━━━━━ Entries ━━━━━
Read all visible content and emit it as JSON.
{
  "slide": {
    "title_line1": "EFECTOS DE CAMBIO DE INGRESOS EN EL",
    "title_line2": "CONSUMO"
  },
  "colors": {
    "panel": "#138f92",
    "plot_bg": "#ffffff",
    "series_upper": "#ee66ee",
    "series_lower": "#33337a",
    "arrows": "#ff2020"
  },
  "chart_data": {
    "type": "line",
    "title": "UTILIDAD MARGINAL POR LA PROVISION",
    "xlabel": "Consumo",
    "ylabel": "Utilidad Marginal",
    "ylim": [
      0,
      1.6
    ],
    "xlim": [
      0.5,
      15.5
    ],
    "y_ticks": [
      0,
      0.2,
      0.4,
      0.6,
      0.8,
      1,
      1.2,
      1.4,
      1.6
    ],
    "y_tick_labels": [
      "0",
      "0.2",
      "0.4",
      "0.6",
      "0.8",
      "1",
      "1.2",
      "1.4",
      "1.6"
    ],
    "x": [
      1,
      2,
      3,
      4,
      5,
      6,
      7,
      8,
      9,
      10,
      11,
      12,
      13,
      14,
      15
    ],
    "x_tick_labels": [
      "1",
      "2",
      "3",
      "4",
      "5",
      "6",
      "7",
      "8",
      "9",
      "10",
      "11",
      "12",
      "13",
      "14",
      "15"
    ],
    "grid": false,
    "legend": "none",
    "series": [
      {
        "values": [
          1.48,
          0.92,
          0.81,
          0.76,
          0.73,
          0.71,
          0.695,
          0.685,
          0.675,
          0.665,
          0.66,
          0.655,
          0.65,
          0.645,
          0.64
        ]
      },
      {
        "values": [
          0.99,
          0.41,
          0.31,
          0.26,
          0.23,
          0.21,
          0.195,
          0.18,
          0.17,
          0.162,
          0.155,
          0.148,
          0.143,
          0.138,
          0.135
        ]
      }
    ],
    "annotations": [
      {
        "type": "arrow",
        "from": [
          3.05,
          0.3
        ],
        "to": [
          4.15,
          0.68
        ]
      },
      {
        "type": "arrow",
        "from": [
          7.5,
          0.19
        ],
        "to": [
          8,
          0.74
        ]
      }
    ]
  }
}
━━━━━
▸ **What you are asked to do**
Write out the records shown above, exactly as they appear.

▸ **Problem solution**
Read all visible content and emit it as JSON.
{
  "slide": {
    "title_line1": "EFECTOS DE CAMBIO DE INGRESOS EN EL",
    "title_line2": "CONSUMO"
  },
  "colors": {
    "panel": "#138f92",
    "plot_bg": "#ffffff",
    "series_upper": "#ee66ee",
    "series_lower": "#33337a",
    "arrows": "#ff2020"
  },
  "chart_data": {
    "type": "line",
    "title": "UTILIDAD MARGINAL POR LA PROVISION",
    "xlabel": "Consumo",
    "ylabel": "Utilidad Marginal",
    "ylim": [
      0,
      1.6
    ],
    "xlim": [
      0.5,
      15.5
    ],
    "y_ticks": [
      0,
      0.2,
      0.4,
      0.6,
      0.8,
      1,
      1.2,
      1.4,
      1.6
    ],
    "y_tick_labels": [
      "0",
      "0.2",
      "0.4",
      "0.6",
      "0.8",
      "1",
      "1.2",
      "1.4",
      "1.6"
    ],
    "x": [
      1,
      2,
      3,
      4,
      5,
      6,
      7,
      8,
      9,
      10,
      11,
      12,
      13,
      14,
      15
    ],
    "x_tick_labels": [
      "1",
      "2",
      "3",
      "4",
      "5",
      "6",
      "7",
      "8",
      "9",
      "10",
      "11",
      "12",
      "13",
      "14",
      "15"
    ],
    "grid": false,
    "legend": "none",
    "series": [
      {
        "values": [
          1.48,
          0.92,
          0.81,
          0.76,
          0.73,
          0.71,
          0.695,
          0.685,
          0.675,
          0.665,
          0.66,
          0.655,
          0.65,
          0.645,
          0.64
        ]
      },
      {
        "values": [
          0.99,
          0.41,
          0.31,
          0.26,
          0.23,
          0.21,
          0.195,
          0.18,
          0.17,
          0.162,
          0.155,
          0.148,
          0.143,
          0.138,
          0.135
        ]
      }
    ],
    "annotations": [
      {
        "type": "arrow",
        "from": [
          3.05,
          0.3
        ],
        "to": [
          4.15,
          0.68
        ]
      },
      {
        "type": "arrow",
        "from": [
          7.5,
          0.19
        ],
        "to": [
          8,
          0.74
        ]
      }
    ]
  }
}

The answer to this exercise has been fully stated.